Repeat every line below exactly as it reads.
+++
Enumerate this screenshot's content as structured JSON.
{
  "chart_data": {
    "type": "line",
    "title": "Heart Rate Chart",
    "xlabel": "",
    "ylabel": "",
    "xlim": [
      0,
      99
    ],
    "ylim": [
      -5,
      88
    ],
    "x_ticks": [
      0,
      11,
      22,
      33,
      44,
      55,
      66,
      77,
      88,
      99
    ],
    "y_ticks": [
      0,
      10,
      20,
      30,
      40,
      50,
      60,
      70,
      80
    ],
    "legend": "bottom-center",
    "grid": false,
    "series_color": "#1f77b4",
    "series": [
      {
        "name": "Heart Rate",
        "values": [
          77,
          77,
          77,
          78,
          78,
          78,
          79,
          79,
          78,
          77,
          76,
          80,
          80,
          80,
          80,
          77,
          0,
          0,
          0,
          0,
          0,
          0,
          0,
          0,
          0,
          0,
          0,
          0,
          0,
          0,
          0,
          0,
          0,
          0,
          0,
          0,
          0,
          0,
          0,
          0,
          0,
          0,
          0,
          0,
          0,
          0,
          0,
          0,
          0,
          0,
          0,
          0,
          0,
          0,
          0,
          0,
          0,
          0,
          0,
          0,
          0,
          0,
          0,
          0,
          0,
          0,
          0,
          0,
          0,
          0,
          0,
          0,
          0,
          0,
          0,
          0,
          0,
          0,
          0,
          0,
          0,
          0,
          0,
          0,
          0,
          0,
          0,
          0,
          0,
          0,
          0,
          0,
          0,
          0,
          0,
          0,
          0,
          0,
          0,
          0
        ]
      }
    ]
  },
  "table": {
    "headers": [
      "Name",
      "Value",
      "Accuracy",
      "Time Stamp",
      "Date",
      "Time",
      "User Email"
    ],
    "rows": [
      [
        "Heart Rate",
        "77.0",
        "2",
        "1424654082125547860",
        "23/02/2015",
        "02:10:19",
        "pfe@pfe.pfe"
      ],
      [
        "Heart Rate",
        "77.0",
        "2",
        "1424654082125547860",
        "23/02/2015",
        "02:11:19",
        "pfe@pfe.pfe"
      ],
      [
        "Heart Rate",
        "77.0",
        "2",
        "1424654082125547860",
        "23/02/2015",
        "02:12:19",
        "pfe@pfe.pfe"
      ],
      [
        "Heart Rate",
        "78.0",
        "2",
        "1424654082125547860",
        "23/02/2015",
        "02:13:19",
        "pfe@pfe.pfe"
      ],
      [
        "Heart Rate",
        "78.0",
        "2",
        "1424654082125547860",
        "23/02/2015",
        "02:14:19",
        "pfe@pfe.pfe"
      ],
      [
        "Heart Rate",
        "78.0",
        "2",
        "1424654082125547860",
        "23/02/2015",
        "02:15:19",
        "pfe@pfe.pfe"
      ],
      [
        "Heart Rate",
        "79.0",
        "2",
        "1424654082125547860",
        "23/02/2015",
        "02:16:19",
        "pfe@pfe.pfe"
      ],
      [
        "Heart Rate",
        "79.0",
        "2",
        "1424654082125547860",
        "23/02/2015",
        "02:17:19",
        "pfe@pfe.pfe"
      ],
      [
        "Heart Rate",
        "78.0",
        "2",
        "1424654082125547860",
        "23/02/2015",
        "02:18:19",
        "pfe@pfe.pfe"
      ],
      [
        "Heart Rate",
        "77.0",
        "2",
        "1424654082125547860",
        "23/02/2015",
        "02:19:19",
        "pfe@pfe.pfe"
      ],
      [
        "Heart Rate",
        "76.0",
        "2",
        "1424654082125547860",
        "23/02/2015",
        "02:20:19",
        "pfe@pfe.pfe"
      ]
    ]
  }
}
+++
### Output below
Enumerate this screenshot's content as structured JSON.
{
  "chart_data": {
    "type": "line",
    "title": "Heart Rate Chart",
    "xlabel": "",
    "ylabel": "",
    "xlim": [
      0,
      99
    ],
    "ylim": [
      -5,
      88
    ],
    "x_ticks": [
      0,
      11,
      22,
      33,
      44,
      55,
      66,
      77,
      88,
      99
    ],
    "y_ticks": [
      0,
      10,
      20,
      30,
      40,
      50,
      60,
      70,
      80
    ],
    "legend": "bottom-center",
    "grid": false,
    "series_color": "#1f77b4",
    "series": [
      {
        "name": "Heart Rate",
        "values": [
          77,
          77,
          77,
          78,
          78,
          78,
          79,
          79,
          78,
          77,
          76,
          80,
          80,
          80,
          80,
          77,
          0,
          0,
          0,
          0,
          0,
          0,
          0,
          0,
          0,
          0,
          0,
          0,
          0,
          0,
          0,
          0,
          0,
          0,
          0,
          0,
          0,
          0,
          0,
          0,
          0,
          0,
          0,
          0,
          0,
          0,
          0,
          0,
          0,
          0,
          0,
          0,
          0,
          0,
          0,
          0,
          0,
          0,
          0,
          0,
          0,
          0,
          0,
          0,
          0,
          0,
          0,
          0,
          0,
          0,
          0,
          0,
          0,
          0,
          0,
          0,
          0,
          0,
          0,
          0,
          0,
          0,
          0,
          0,
          0,
          0,
          0,
          0,
          0,
          0,
          0,
          0,
          0,
          0,
          0,
          0,
          0,
          0,
          0,
          0
        ]
      }
    ]
  },
  "table": {
    "headers": [
      "Name",
      "Value",
      "Accuracy",
      "Time Stamp",
      "Date",
      "Time",
      "User Email"
    ],
    "rows": [
      [
        "Heart Rate",
        "77.0",
        "2",
        "1424654082125547860",
        "23/02/2015",
        "02:10:19",
        "pfe@pfe.pfe"
      ],
      [
        "Heart Rate",
        "77.0",
        "2",
        "1424654082125547860",
        "23/02/2015",
        "02:11:19",
        "pfe@pfe.pfe"
      ],
      [
        "Heart Rate",
        "77.0",
        "2",
        "1424654082125547860",
        "23/02/2015",
        "02:12:19",
        "pfe@pfe.pfe"
      ],
      [
        "Heart Rate",
        "78.0",
        "2",
        "1424654082125547860",
        "23/02/2015",
        "02:13:19",
        "pfe@pfe.pfe"
      ],
      [
        "Heart Rate",
        "78.0",
        "2",
        "1424654082125547860",
        "23/02/2015",
        "02:14:19",
        "pfe@pfe.pfe"
      ],
      [
        "Heart Rate",
        "78.0",
        "2",
        "1424654082125547860",
        "23/02/2015",
        "02:15:19",
        "pfe@pfe.pfe"
      ],
      [
        "Heart Rate",
        "79.0",
        "2",
        "1424654082125547860",
        "23/02/2015",
        "02:16:19",
        "pfe@pfe.pfe"
      ],
      [
        "Heart Rate",
        "79.0",
        "2",
        "1424654082125547860",
        "23/02/2015",
        "02:17:19",
        "pfe@pfe.pfe"
      ],
      [
        "Heart Rate",
        "78.0",
        "2",
        "1424654082125547860",
        "23/02/2015",
        "02:18:19",
        "pfe@pfe.pfe"
      ],
      [
        "Heart Rate",
        "77.0",
        "2",
        "1424654082125547860",
        "23/02/2015",
        "02:19:19",
        "pfe@pfe.pfe"
      ],
      [
        "Heart Rate",
        "76.0",
        "2",
        "1424654082125547860",
        "23/02/2015",
        "02:20:19",
        "pfe@pfe.pfe"
      ]
    ]
  }
}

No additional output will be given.